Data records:

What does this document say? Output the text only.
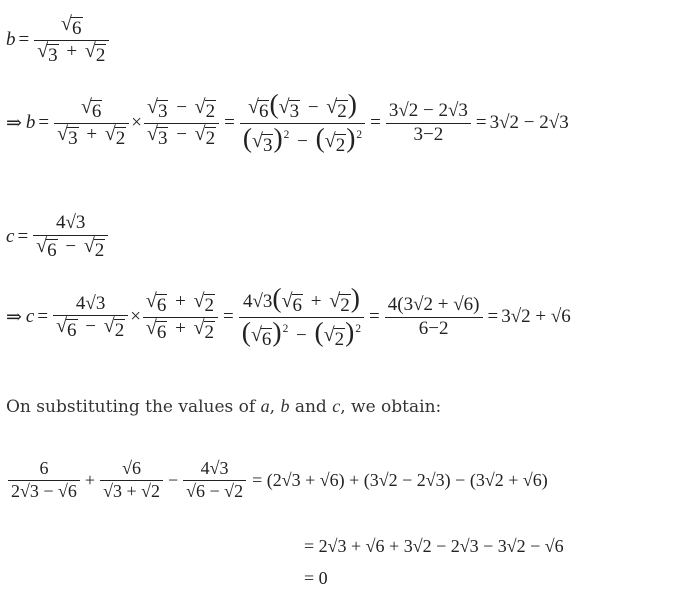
$b = \frac{√ 6}{√ 3 + √ 2}$
⇒ $b = \frac{√ 6}{√ 3 + √ 2} \times \frac{√ 3 - √ 2}{√ 3 - √ 2} = \frac{√ 6 ( √ 3 - √ 2 )}{( √ 3 )^2 - ( √ 2 )^2} = \frac{3√2 - 2√3}{3-2} = 3√2 - 2√3$
$c = \frac{4√3}{√ 6 - √ 2}$
⇒ $c = \frac{4√3}{√ 6 - √ 2} \times \frac{√ 6 + √ 2}{√ 6 + √ 2} = \frac{4√3( √ 6 + √ 2 )}{( √ 6 )^2 - ( √ 2 )^2} = \frac{4(3√2 + √6)}{6-2} = 3√2 + √6$
On substituting the values of a, b and c, we obtain:
$\frac{6}{2√3 - √6} + \frac{√6}{√3 + √2} - \frac{4√3}{√6 - √2} = (2√3 + √6) + (3√2 - 2√3) - (3√2 + √6)$
= 2√3 + √6 + 3√2 − 2√3 − 3√2 − √6
= 0
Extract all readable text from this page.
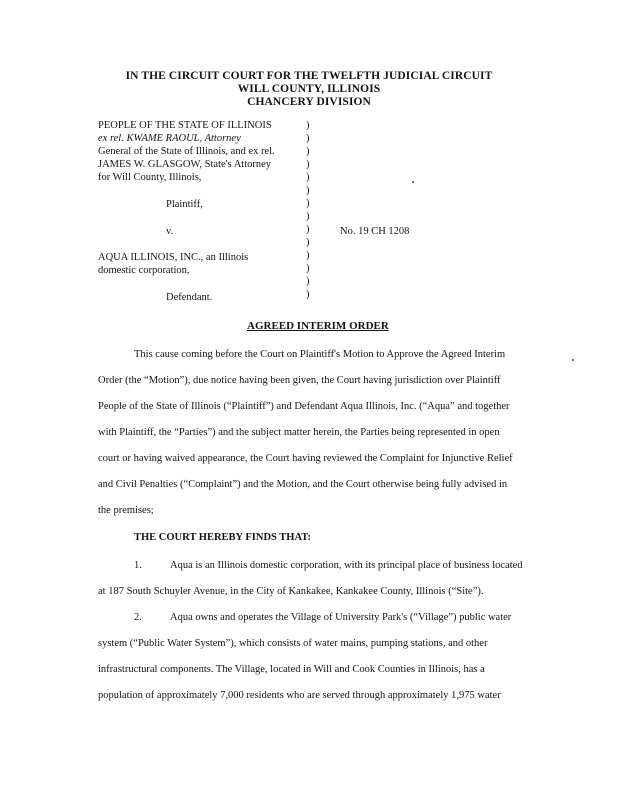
IN THE CIRCUIT COURT FOR THE TWELFTH JUDICIAL CIRCUIT
WILL COUNTY, ILLINOIS
CHANCERY DIVISION
PEOPLE OF THE STATE OF ILLINOIS
ex rel. KWAME RAOUL, Attorney
General of the State of Illinois, and ex rel.
JAMES W. GLASGOW, State's Attorney
for Will County, Illinois,
Plaintiff,
v.
AQUA ILLINOIS, INC., an Illinois
domestic corporation,
Defendant.
)
)
)
)
)
)
)
)
)
)
)
)
)
)
No. 19 CH 1208
AGREED INTERIM ORDER
This cause coming before the Court on Plaintiff's Motion to Approve the Agreed Interim
Order (the “Motion”), due notice having been given, the Court having jurisdiction over Plaintiff
People of the State of Illinois (“Plaintiff”) and Defendant Aqua Illinois, Inc. (“Aqua” and together
with Plaintiff, the “Parties”) and the subject matter herein, the Parties being represented in open
court or having waived appearance, the Court having reviewed the Complaint for Injunctive Relief
and Civil Penalties (“Complaint”) and the Motion, and the Court otherwise being fully advised in
the premises;
THE COURT HEREBY FINDS THAT:
1.	Aqua is an Illinois domestic corporation, with its principal place of business located
at 187 South Schuyler Avenue, in the City of Kankakee, Kankakee County, Illinois (“Site”).
2.	Aqua owns and operates the Village of University Park's (“Village”) public water
system (“Public Water System”), which consists of water mains, pumping stations, and other
infrastructural components. The Village, located in Will and Cook Counties in Illinois, has a
population of approximately 7,000 residents who are served through approximately 1,975 water
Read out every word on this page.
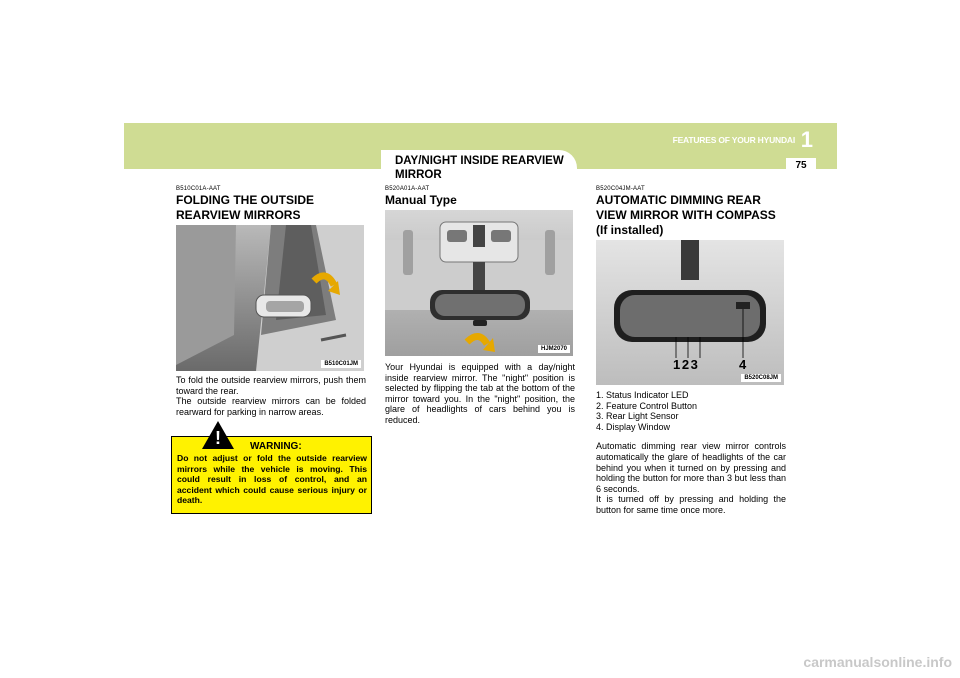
FEATURES OF YOUR HYUNDAI 1
75
DAY/NIGHT INSIDE REARVIEW MIRROR

B510C01A-AAT

FOLDING THE OUTSIDE REARVIEW MIRRORS

B510C01JM

To fold the outside rearview mirrors, push them toward the rear.

The outside rearview mirrors can be folded rearward for parking in narrow areas.

!	WARNING:

Do not adjust or fold the outside rearview mirrors while the vehicle is moving. This could result in loss of control, and an accident which could cause serious injury or death.

B520A01A-AAT

Manual Type

HJM2070

Your Hyundai is equipped with a day/night inside rearview mirror. The "night" position is selected by flipping the tab at the bottom of the mirror toward you. In the "night" position, the glare of headlights of cars behind you is reduced.

B520C04JM-AAT

AUTOMATIC DIMMING REAR VIEW MIRROR WITH COMPASS (If installed)

1 2 3	4
B520C08JM

1. Status Indicator LED

2. Feature Control Button

3. Rear Light Sensor

4. Display Window

Automatic dimming rear view mirror controls automatically the glare of headlights of the car behind you when it turned on by pressing and holding the button for more than 3 but less than 6 seconds.

It is turned off by pressing and holding the button for same time once more.

carmanualsonline.info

• Exercise instructions: Scan the listing above. Gather each line that contains the word "text".

• Exercise result:
What does this document say? Output the text only.
Extract all readable text from this page.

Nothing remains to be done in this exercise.